Data entries
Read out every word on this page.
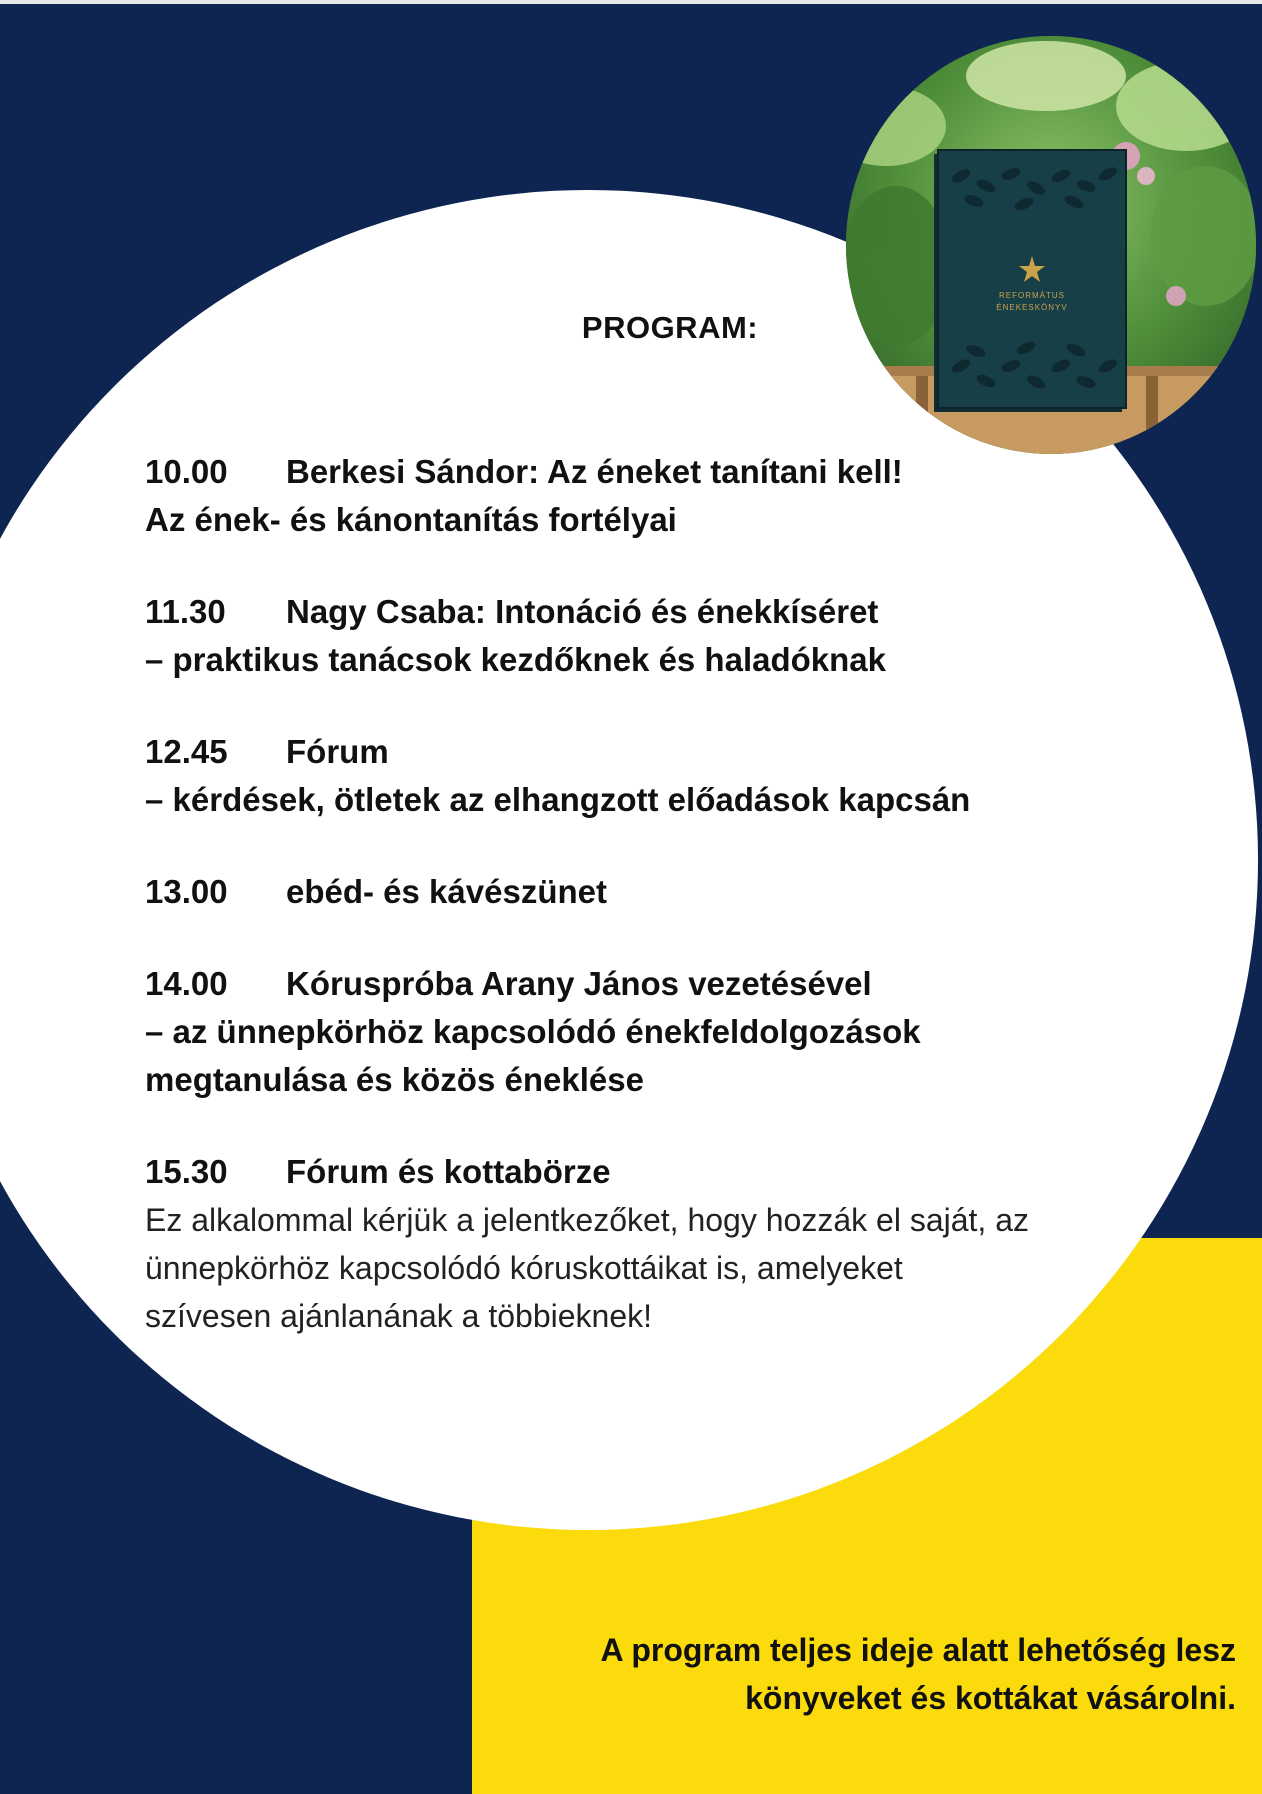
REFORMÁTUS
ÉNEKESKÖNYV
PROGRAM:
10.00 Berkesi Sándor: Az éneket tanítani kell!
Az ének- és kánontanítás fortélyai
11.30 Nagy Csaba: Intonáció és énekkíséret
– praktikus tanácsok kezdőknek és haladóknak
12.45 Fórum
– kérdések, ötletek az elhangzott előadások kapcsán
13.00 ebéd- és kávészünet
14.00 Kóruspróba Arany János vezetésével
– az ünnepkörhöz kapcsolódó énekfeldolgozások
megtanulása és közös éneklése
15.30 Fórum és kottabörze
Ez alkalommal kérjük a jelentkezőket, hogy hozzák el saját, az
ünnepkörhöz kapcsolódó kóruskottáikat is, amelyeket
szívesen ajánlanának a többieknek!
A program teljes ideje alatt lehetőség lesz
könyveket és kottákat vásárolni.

> _Goal_:
Identify the lines in the entries that hold "Fórum" and return each one.

> _Written answer_:
12.45 Fórum
15.30 Fórum és kottabörze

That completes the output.